- _Data provided_:

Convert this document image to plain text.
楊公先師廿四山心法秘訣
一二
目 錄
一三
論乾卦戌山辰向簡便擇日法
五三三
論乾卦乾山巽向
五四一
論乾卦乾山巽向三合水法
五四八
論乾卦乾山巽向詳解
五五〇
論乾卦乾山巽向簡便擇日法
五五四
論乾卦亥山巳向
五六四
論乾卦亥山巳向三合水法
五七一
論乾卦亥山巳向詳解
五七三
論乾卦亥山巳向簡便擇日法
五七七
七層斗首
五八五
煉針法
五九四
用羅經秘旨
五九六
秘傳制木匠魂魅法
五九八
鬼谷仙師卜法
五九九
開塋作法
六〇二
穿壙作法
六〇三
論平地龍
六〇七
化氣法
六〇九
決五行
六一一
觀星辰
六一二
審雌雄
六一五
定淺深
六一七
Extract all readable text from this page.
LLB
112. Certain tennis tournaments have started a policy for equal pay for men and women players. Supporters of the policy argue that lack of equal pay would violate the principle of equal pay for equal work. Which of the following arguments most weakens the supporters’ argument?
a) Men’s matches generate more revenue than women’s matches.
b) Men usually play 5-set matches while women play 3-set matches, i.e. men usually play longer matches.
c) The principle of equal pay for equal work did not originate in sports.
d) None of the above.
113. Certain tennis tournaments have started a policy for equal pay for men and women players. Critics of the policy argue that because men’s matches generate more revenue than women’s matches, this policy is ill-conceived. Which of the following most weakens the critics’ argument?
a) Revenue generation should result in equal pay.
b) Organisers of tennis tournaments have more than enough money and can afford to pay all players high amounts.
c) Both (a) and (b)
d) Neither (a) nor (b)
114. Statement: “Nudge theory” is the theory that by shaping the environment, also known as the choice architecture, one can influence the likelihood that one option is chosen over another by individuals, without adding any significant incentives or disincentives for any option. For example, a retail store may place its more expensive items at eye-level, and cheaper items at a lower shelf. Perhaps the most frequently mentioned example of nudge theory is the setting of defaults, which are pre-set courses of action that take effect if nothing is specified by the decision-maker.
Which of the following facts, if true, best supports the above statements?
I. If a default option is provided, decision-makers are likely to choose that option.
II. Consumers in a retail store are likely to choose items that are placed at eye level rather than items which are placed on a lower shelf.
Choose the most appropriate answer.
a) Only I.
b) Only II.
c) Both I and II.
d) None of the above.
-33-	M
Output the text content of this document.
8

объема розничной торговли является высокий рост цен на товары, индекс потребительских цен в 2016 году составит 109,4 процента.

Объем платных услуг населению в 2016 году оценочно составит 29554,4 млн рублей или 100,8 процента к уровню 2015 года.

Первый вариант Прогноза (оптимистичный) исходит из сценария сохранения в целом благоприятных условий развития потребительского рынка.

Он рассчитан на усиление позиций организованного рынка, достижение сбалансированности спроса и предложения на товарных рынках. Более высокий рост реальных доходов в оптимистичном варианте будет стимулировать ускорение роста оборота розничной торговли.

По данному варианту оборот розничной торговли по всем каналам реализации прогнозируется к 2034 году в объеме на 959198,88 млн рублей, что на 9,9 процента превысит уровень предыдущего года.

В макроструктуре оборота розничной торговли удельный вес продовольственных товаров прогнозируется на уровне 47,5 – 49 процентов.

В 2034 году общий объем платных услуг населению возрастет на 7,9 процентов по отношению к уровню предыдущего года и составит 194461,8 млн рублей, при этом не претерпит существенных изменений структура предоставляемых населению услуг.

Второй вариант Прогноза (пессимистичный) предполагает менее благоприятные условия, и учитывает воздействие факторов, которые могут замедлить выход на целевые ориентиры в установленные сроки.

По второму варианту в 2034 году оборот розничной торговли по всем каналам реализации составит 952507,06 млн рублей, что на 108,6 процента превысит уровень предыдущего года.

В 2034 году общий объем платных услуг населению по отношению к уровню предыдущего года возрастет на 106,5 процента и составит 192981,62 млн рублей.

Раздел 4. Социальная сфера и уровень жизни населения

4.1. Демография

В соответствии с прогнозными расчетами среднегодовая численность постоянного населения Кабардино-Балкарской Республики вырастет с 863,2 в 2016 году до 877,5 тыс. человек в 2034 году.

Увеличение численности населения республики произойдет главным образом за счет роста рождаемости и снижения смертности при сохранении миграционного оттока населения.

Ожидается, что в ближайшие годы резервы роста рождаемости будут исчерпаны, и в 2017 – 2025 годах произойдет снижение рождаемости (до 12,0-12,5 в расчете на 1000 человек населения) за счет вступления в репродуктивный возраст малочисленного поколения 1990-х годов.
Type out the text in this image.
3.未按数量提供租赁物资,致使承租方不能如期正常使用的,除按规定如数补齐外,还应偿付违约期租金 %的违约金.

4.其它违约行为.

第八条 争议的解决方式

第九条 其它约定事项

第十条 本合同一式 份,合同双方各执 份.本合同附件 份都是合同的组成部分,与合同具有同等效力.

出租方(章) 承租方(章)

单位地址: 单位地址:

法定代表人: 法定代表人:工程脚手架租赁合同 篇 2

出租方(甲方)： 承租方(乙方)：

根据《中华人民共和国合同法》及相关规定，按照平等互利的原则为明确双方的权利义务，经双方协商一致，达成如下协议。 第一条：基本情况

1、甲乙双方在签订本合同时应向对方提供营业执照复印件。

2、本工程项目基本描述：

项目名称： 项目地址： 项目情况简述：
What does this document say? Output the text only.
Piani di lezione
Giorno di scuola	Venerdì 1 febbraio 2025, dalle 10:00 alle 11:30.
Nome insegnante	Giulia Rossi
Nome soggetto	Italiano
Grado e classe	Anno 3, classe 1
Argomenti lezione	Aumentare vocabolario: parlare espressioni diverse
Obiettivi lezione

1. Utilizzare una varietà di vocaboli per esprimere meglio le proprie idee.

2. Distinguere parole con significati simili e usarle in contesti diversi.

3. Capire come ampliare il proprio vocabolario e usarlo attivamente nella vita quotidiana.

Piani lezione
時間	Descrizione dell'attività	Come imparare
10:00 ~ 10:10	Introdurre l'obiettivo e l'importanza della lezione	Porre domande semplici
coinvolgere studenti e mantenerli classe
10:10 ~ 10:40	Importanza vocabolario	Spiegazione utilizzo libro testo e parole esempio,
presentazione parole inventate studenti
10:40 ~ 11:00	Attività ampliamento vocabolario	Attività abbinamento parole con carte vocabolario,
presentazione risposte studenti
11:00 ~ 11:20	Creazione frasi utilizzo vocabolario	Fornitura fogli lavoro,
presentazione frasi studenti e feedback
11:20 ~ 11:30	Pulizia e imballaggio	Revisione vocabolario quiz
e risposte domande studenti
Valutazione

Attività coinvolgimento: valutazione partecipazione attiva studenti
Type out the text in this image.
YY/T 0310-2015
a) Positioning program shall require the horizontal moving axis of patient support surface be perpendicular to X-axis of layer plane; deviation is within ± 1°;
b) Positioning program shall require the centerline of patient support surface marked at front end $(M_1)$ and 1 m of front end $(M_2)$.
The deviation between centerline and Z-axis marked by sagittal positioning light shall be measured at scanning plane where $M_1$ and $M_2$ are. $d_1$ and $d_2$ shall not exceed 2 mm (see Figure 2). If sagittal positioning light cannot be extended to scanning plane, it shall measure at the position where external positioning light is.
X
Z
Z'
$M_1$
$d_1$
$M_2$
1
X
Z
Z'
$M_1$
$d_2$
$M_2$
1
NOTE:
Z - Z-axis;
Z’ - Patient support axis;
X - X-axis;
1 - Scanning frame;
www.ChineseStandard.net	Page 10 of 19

- _Task_:
Copy out the full material exactly as it appears.

- _Answer in full_:
Convert this document image to plain text.
楊公先師廿四山心法秘訣
一二
目 錄
一三
論乾卦戌山辰向簡便擇日法
五三三
論乾卦乾山巽向
五四一
論乾卦乾山巽向三合水法
五四八
論乾卦乾山巽向詳解
五五〇
論乾卦乾山巽向簡便擇日法
五五四
論乾卦亥山巳向
五六四
論乾卦亥山巳向三合水法
五七一
論乾卦亥山巳向詳解
五七三
論乾卦亥山巳向簡便擇日法
五七七
七層斗首
五八五
煉針法
五九四
用羅經秘旨
五九六
秘傳制木匠魂魅法
五九八
鬼谷仙師卜法
五九九
開塋作法
六〇二
穿壙作法
六〇三
論平地龍
六〇七
化氣法
六〇九
決五行
六一一
觀星辰
六一二
審雌雄
六一五
定淺深
六一七
Extract all readable text from this page.
LLB
112. Certain tennis tournaments have started a policy for equal pay for men and women players. Supporters of the policy argue that lack of equal pay would violate the principle of equal pay for equal work. Which of the following arguments most weakens the supporters’ argument?
a) Men’s matches generate more revenue than women’s matches.
b) Men usually play 5-set matches while women play 3-set matches, i.e. men usually play longer matches.
c) The principle of equal pay for equal work did not originate in sports.
d) None of the above.
113. Certain tennis tournaments have started a policy for equal pay for men and women players. Critics of the policy argue that because men’s matches generate more revenue than women’s matches, this policy is ill-conceived. Which of the following most weakens the critics’ argument?
a) Revenue generation should result in equal pay.
b) Organisers of tennis tournaments have more than enough money and can afford to pay all players high amounts.
c) Both (a) and (b)
d) Neither (a) nor (b)
114. Statement: “Nudge theory” is the theory that by shaping the environment, also known as the choice architecture, one can influence the likelihood that one option is chosen over another by individuals, without adding any significant incentives or disincentives for any option. For example, a retail store may place its more expensive items at eye-level, and cheaper items at a lower shelf. Perhaps the most frequently mentioned example of nudge theory is the setting of defaults, which are pre-set courses of action that take effect if nothing is specified by the decision-maker.
Which of the following facts, if true, best supports the above statements?
I. If a default option is provided, decision-makers are likely to choose that option.
II. Consumers in a retail store are likely to choose items that are placed at eye level rather than items which are placed on a lower shelf.
Choose the most appropriate answer.
a) Only I.
b) Only II.
c) Both I and II.
d) None of the above.
-33-	M
Output the text content of this document.
8

объема розничной торговли является высокий рост цен на товары, индекс потребительских цен в 2016 году составит 109,4 процента.

Объем платных услуг населению в 2016 году оценочно составит 29554,4 млн рублей или 100,8 процента к уровню 2015 года.

Первый вариант Прогноза (оптимистичный) исходит из сценария сохранения в целом благоприятных условий развития потребительского рынка.

Он рассчитан на усиление позиций организованного рынка, достижение сбалансированности спроса и предложения на товарных рынках. Более высокий рост реальных доходов в оптимистичном варианте будет стимулировать ускорение роста оборота розничной торговли.

По данному варианту оборот розничной торговли по всем каналам реализации прогнозируется к 2034 году в объеме на 959198,88 млн рублей, что на 9,9 процента превысит уровень предыдущего года.

В макроструктуре оборота розничной торговли удельный вес продовольственных товаров прогнозируется на уровне 47,5 – 49 процентов.

В 2034 году общий объем платных услуг населению возрастет на 7,9 процентов по отношению к уровню предыдущего года и составит 194461,8 млн рублей, при этом не претерпит существенных изменений структура предоставляемых населению услуг.

Второй вариант Прогноза (пессимистичный) предполагает менее благоприятные условия, и учитывает воздействие факторов, которые могут замедлить выход на целевые ориентиры в установленные сроки.

По второму варианту в 2034 году оборот розничной торговли по всем каналам реализации составит 952507,06 млн рублей, что на 108,6 процента превысит уровень предыдущего года.

В 2034 году общий объем платных услуг населению по отношению к уровню предыдущего года возрастет на 106,5 процента и составит 192981,62 млн рублей.

Раздел 4. Социальная сфера и уровень жизни населения

4.1. Демография

В соответствии с прогнозными расчетами среднегодовая численность постоянного населения Кабардино-Балкарской Республики вырастет с 863,2 в 2016 году до 877,5 тыс. человек в 2034 году.

Увеличение численности населения республики произойдет главным образом за счет роста рождаемости и снижения смертности при сохранении миграционного оттока населения.

Ожидается, что в ближайшие годы резервы роста рождаемости будут исчерпаны, и в 2017 – 2025 годах произойдет снижение рождаемости (до 12,0-12,5 в расчете на 1000 человек населения) за счет вступления в репродуктивный возраст малочисленного поколения 1990-х годов.
Type out the text in this image.
3.未按数量提供租赁物资,致使承租方不能如期正常使用的,除按规定如数补齐外,还应偿付违约期租金 %的违约金.

4.其它违约行为.

第八条 争议的解决方式

第九条 其它约定事项

第十条 本合同一式 份,合同双方各执 份.本合同附件 份都是合同的组成部分,与合同具有同等效力.

出租方(章) 承租方(章)

单位地址: 单位地址:

法定代表人: 法定代表人:工程脚手架租赁合同 篇 2

出租方(甲方)： 承租方(乙方)：

根据《中华人民共和国合同法》及相关规定，按照平等互利的原则为明确双方的权利义务，经双方协商一致，达成如下协议。 第一条：基本情况

1、甲乙双方在签订本合同时应向对方提供营业执照复印件。

2、本工程项目基本描述：

项目名称： 项目地址： 项目情况简述：
What does this document say? Output the text only.
Piani di lezione
Giorno di scuola	Venerdì 1 febbraio 2025, dalle 10:00 alle 11:30.
Nome insegnante	Giulia Rossi
Nome soggetto	Italiano
Grado e classe	Anno 3, classe 1
Argomenti lezione	Aumentare vocabolario: parlare espressioni diverse
Obiettivi lezione

1. Utilizzare una varietà di vocaboli per esprimere meglio le proprie idee.

2. Distinguere parole con significati simili e usarle in contesti diversi.

3. Capire come ampliare il proprio vocabolario e usarlo attivamente nella vita quotidiana.

Piani lezione
時間	Descrizione dell'attività	Come imparare
10:00 ~ 10:10	Introdurre l'obiettivo e l'importanza della lezione	Porre domande semplici
coinvolgere studenti e mantenerli classe
10:10 ~ 10:40	Importanza vocabolario	Spiegazione utilizzo libro testo e parole esempio,
presentazione parole inventate studenti
10:40 ~ 11:00	Attività ampliamento vocabolario	Attività abbinamento parole con carte vocabolario,
presentazione risposte studenti
11:00 ~ 11:20	Creazione frasi utilizzo vocabolario	Fornitura fogli lavoro,
presentazione frasi studenti e feedback
11:20 ~ 11:30	Pulizia e imballaggio	Revisione vocabolario quiz
e risposte domande studenti
Valutazione

Attività coinvolgimento: valutazione partecipazione attiva studenti
Type out the text in this image.
YY/T 0310-2015
a) Positioning program shall require the horizontal moving axis of patient support surface be perpendicular to X-axis of layer plane; deviation is within ± 1°;
b) Positioning program shall require the centerline of patient support surface marked at front end $(M_1)$ and 1 m of front end $(M_2)$.
The deviation between centerline and Z-axis marked by sagittal positioning light shall be measured at scanning plane where $M_1$ and $M_2$ are. $d_1$ and $d_2$ shall not exceed 2 mm (see Figure 2). If sagittal positioning light cannot be extended to scanning plane, it shall measure at the position where external positioning light is.
X
Z
Z'
$M_1$
$d_1$
$M_2$
1
X
Z
Z'
$M_1$
$d_2$
$M_2$
1
NOTE:
Z - Z-axis;
Z’ - Patient support axis;
X - X-axis;
1 - Scanning frame;
www.ChineseStandard.net	Page 10 of 19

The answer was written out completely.